- EXERCISE INSTRUCTIONS -
Reproduce every line of the data below word for word, leaving out the pictures.
---- DATA
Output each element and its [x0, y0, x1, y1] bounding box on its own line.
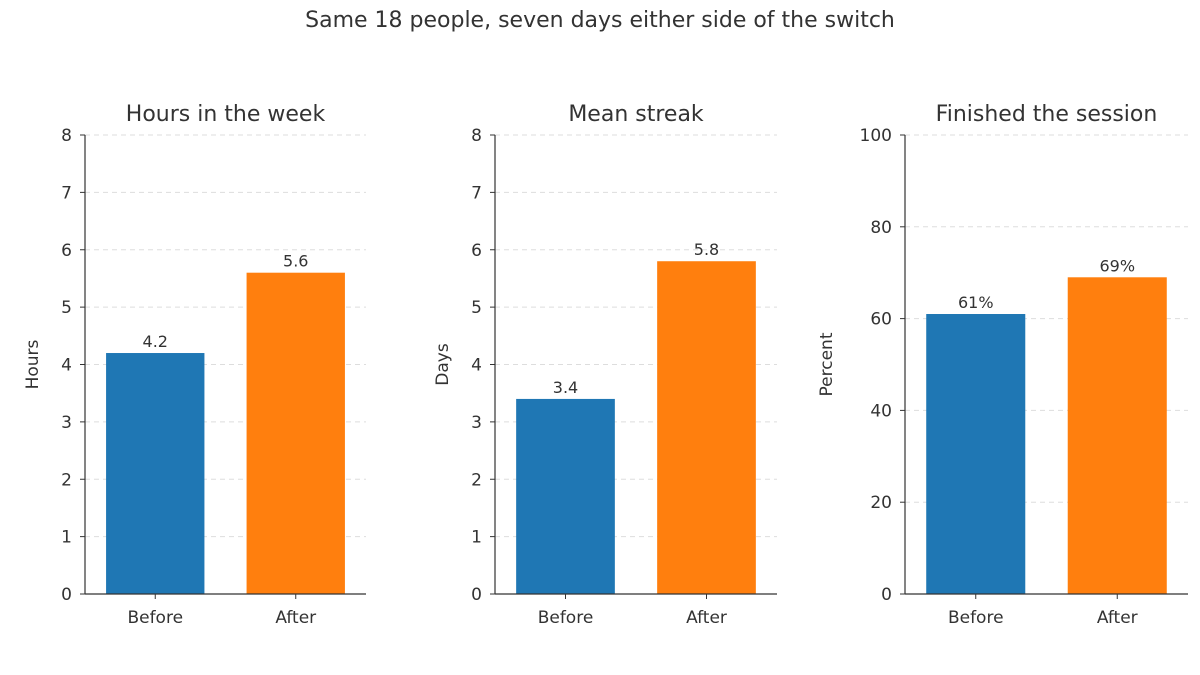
bar-before: [516, 398, 615, 594]
x-tick-label: After: [686, 608, 727, 628]
chart-panel-3: 0 20 40 60 80 100 61% Before 69% After Finished th…: [817, 102, 1188, 628]
y-tick-label: 40: [870, 401, 892, 421]
bar-value-label: 5.6: [283, 252, 308, 271]
bar-after: [246, 272, 345, 594]
y-tick-label: 0: [61, 585, 72, 605]
bar-value-label: 69%: [1099, 256, 1135, 275]
y-axis-label: Days: [433, 343, 453, 386]
x-tick-label: Before: [538, 608, 594, 628]
chart-panel-2: 0 1 2 3 4 5 6 7 8 3.4 Before 5.8 After Mean streak Day…: [433, 102, 777, 628]
y-tick-label: 0: [471, 585, 482, 605]
chart-title: Mean streak: [568, 102, 704, 127]
bar-before: [926, 314, 1026, 594]
y-tick-label: 20: [870, 493, 892, 513]
y-tick-label: 7: [471, 183, 482, 203]
y-tick-label: 6: [61, 241, 72, 261]
bar-value-label: 61%: [958, 293, 994, 312]
x-tick-label: Before: [948, 608, 1004, 628]
chart-panel-1: 0 1 2 3 4 5 6 7 8 4.2 Before 5.6 After Hours in the w…: [23, 102, 366, 628]
x-tick-label: After: [1097, 608, 1138, 628]
y-tick-label: 1: [471, 528, 482, 548]
x-tick-label: Before: [127, 608, 183, 628]
bar-value-label: 3.4: [553, 378, 578, 397]
y-axis-label: Hours: [23, 339, 43, 389]
figure-title: Same 18 people, seven days either side o…: [305, 8, 895, 33]
y-tick-label: 7: [61, 183, 72, 203]
y-tick-label: 2: [61, 470, 72, 490]
y-tick-label: 8: [471, 126, 482, 146]
y-tick-label: 5: [471, 298, 482, 318]
y-tick-label: 4: [61, 356, 72, 376]
y-tick-label: 4: [471, 356, 482, 376]
y-tick-label: 3: [61, 413, 72, 433]
bar-after: [1067, 277, 1167, 594]
y-axis-label: Percent: [817, 332, 837, 396]
y-tick-label: 5: [61, 298, 72, 318]
y-tick-label: 1: [61, 528, 72, 548]
y-tick-label: 80: [870, 218, 892, 238]
y-tick-label: 3: [471, 413, 482, 433]
y-tick-label: 2: [471, 470, 482, 490]
x-tick-label: After: [275, 608, 316, 628]
bar-after: [657, 261, 756, 594]
y-tick-label: 8: [61, 126, 72, 146]
chart-title: Hours in the week: [126, 102, 326, 127]
y-tick-label: 60: [870, 310, 892, 330]
y-tick-label: 100: [860, 126, 892, 146]
bar-before: [106, 353, 205, 594]
y-tick-label: 6: [471, 241, 482, 261]
y-tick-label: 0: [881, 585, 892, 605]
bar-value-label: 4.2: [143, 332, 168, 351]
bar-value-label: 5.8: [694, 240, 719, 259]
chart-title: Finished the session: [936, 102, 1158, 127]
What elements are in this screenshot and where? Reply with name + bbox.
--------
- EXERCISE OUTPUT -
Output each element and its [x0, y0, x1, y1] bounding box on its own line.
bar-before: [516, 398, 615, 594]
x-tick-label: After: [686, 608, 727, 628]
chart-panel-3: 0 20 40 60 80 100 61% Before 69% After Finished th…: [817, 102, 1188, 628]
y-tick-label: 40: [870, 401, 892, 421]
bar-value-label: 5.6: [283, 252, 308, 271]
bar-after: [246, 272, 345, 594]
y-tick-label: 0: [61, 585, 72, 605]
bar-value-label: 69%: [1099, 256, 1135, 275]
y-axis-label: Days: [433, 343, 453, 386]
x-tick-label: Before: [538, 608, 594, 628]
chart-panel-2: 0 1 2 3 4 5 6 7 8 3.4 Before 5.8 After Mean streak Day…: [433, 102, 777, 628]
y-tick-label: 0: [471, 585, 482, 605]
chart-title: Mean streak: [568, 102, 704, 127]
bar-before: [926, 314, 1026, 594]
y-tick-label: 20: [870, 493, 892, 513]
y-tick-label: 7: [471, 183, 482, 203]
y-tick-label: 6: [61, 241, 72, 261]
bar-value-label: 61%: [958, 293, 994, 312]
x-tick-label: Before: [948, 608, 1004, 628]
chart-panel-1: 0 1 2 3 4 5 6 7 8 4.2 Before 5.6 After Hours in the w…: [23, 102, 366, 628]
x-tick-label: After: [1097, 608, 1138, 628]
y-tick-label: 1: [471, 528, 482, 548]
x-tick-label: Before: [127, 608, 183, 628]
bar-value-label: 3.4: [553, 378, 578, 397]
y-axis-label: Hours: [23, 339, 43, 389]
figure-title: Same 18 people, seven days either side o…: [305, 8, 895, 33]
y-tick-label: 7: [61, 183, 72, 203]
y-tick-label: 2: [61, 470, 72, 490]
y-tick-label: 8: [471, 126, 482, 146]
y-tick-label: 5: [471, 298, 482, 318]
y-tick-label: 4: [61, 356, 72, 376]
y-tick-label: 4: [471, 356, 482, 376]
y-tick-label: 3: [61, 413, 72, 433]
bar-after: [1067, 277, 1167, 594]
y-axis-label: Percent: [817, 332, 837, 396]
y-tick-label: 5: [61, 298, 72, 318]
y-tick-label: 1: [61, 528, 72, 548]
y-tick-label: 80: [870, 218, 892, 238]
y-tick-label: 3: [471, 413, 482, 433]
y-tick-label: 2: [471, 470, 482, 490]
x-tick-label: After: [275, 608, 316, 628]
bar-after: [657, 261, 756, 594]
y-tick-label: 8: [61, 126, 72, 146]
chart-title: Hours in the week: [126, 102, 326, 127]
y-tick-label: 60: [870, 310, 892, 330]
y-tick-label: 100: [860, 126, 892, 146]
bar-before: [106, 353, 205, 594]
y-tick-label: 6: [471, 241, 482, 261]
y-tick-label: 0: [881, 585, 892, 605]
bar-value-label: 4.2: [143, 332, 168, 351]
bar-value-label: 5.8: [694, 240, 719, 259]
chart-title: Finished the session: [936, 102, 1158, 127]
What elements are in this screenshot and where? Reply with name + bbox.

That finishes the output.